Task goal: Give back every line exactly as it appears, pictures excluded.

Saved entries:
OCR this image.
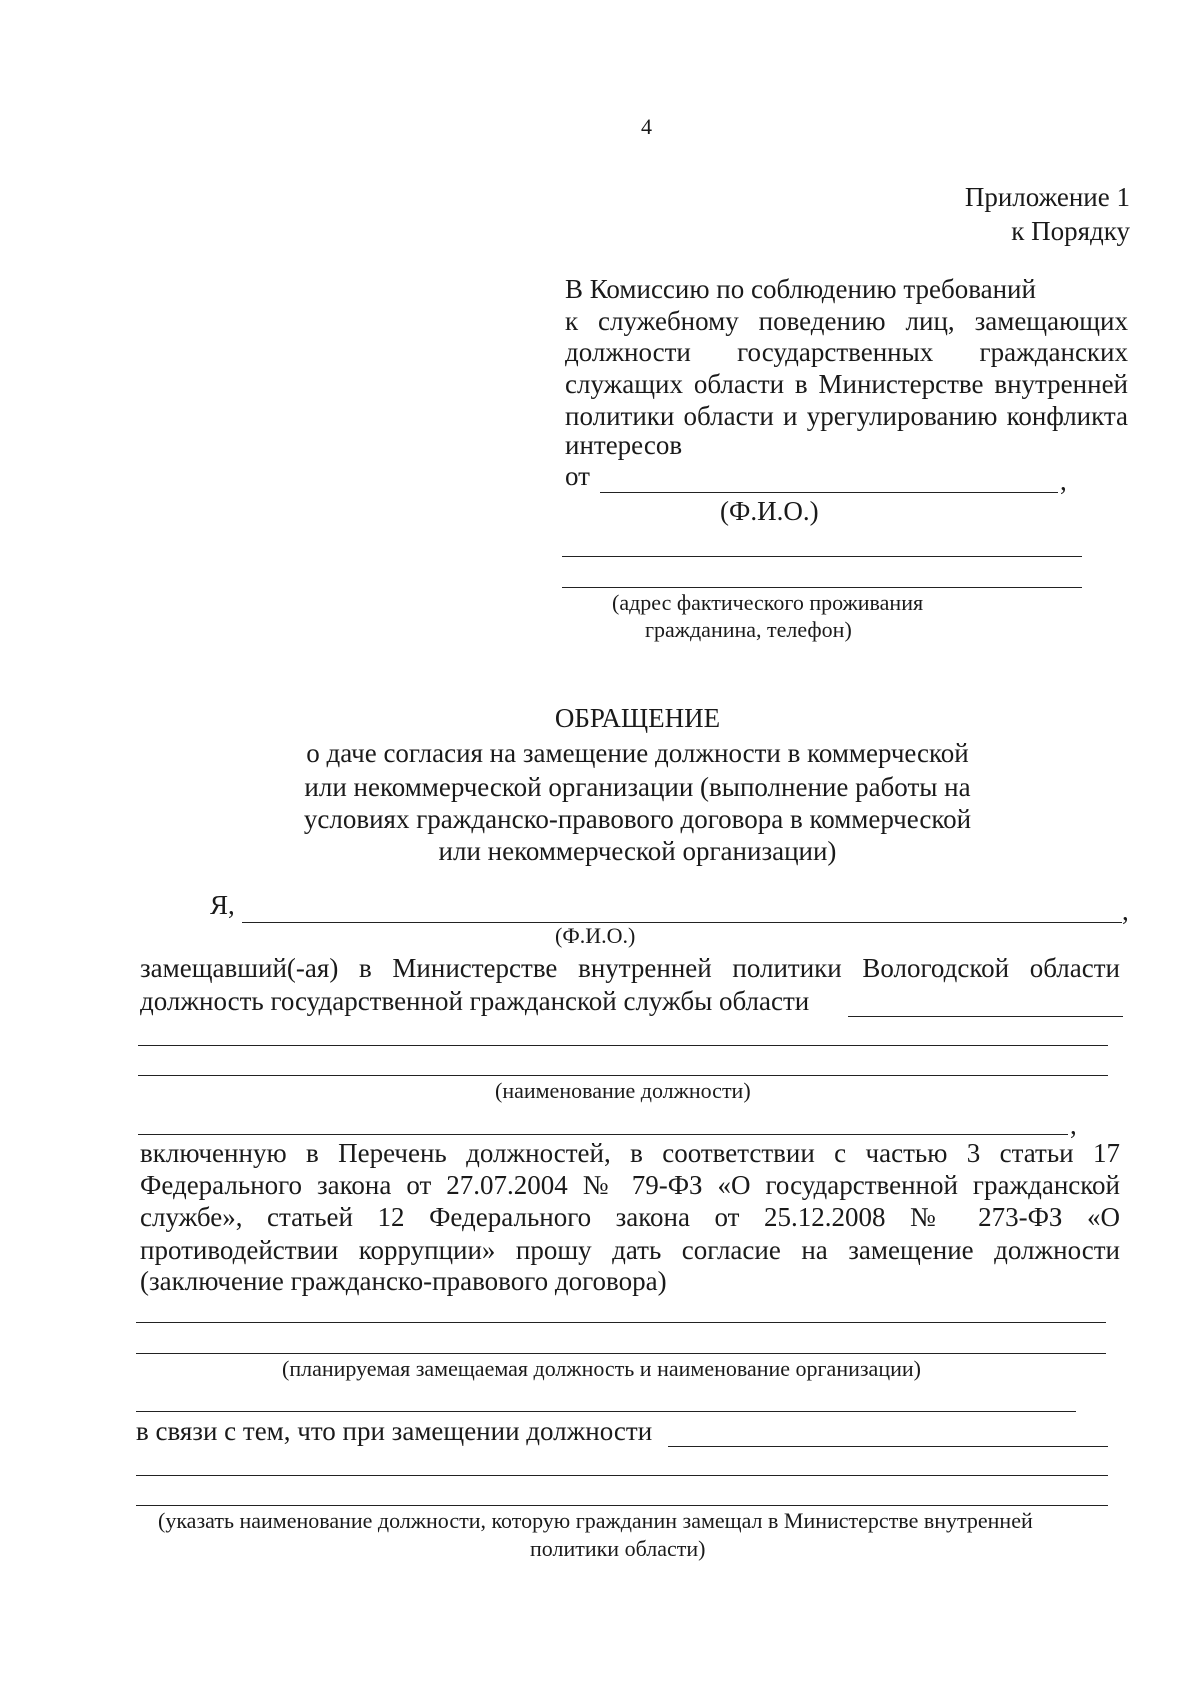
4
Приложение 1
к Порядку
В Комиссию по соблюдению требований
к служебному поведению лиц, замещающих
должности государственных гражданских
служащих области в Министерстве внутренней
политики области и урегулированию конфликта
интересов
от	,
(Ф.И.О.)
(адрес фактического проживания
гражданина, телефон)
ОБРАЩЕНИЕ
о даче согласия на замещение должности в коммерческой
или некоммерческой организации (выполнение работы на
условиях гражданско-правового договора в коммерческой
или некоммерческой организации)
Я,	,
(Ф.И.О.)
замещавший(-ая) в Министерстве внутренней политики Вологодской области
должность государственной гражданской службы области
(наименование должности)
,
включенную в Перечень должностей, в соответствии с частью 3 статьи 17
Федерального закона от 27.07.2004 № 79-ФЗ «О государственной гражданской
службе», статьей 12 Федерального закона от 25.12.2008 № 273-ФЗ «О
противодействии коррупции» прошу дать согласие на замещение должности
(заключение гражданско-правового договора)
(планируемая замещаемая должность и наименование организации)
в связи с тем, что при замещении должности
(указать наименование должности, которую гражданин замещал в Министерстве внутренней
политики области)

Answer:
OCR this image.
4
Приложение 1
к Порядку
В Комиссию по соблюдению требований
к служебному поведению лиц, замещающих
должности государственных гражданских
служащих области в Министерстве внутренней
политики области и урегулированию конфликта
интересов
от	,
(Ф.И.О.)
(адрес фактического проживания
гражданина, телефон)
ОБРАЩЕНИЕ
о даче согласия на замещение должности в коммерческой
или некоммерческой организации (выполнение работы на
условиях гражданско-правового договора в коммерческой
или некоммерческой организации)
Я,	,
(Ф.И.О.)
замещавший(-ая) в Министерстве внутренней политики Вологодской области
должность государственной гражданской службы области
(наименование должности)
,
включенную в Перечень должностей, в соответствии с частью 3 статьи 17
Федерального закона от 27.07.2004 № 79-ФЗ «О государственной гражданской
службе», статьей 12 Федерального закона от 25.12.2008 № 273-ФЗ «О
противодействии коррупции» прошу дать согласие на замещение должности
(заключение гражданско-правового договора)
(планируемая замещаемая должность и наименование организации)
в связи с тем, что при замещении должности
(указать наименование должности, которую гражданин замещал в Министерстве внутренней
политики области)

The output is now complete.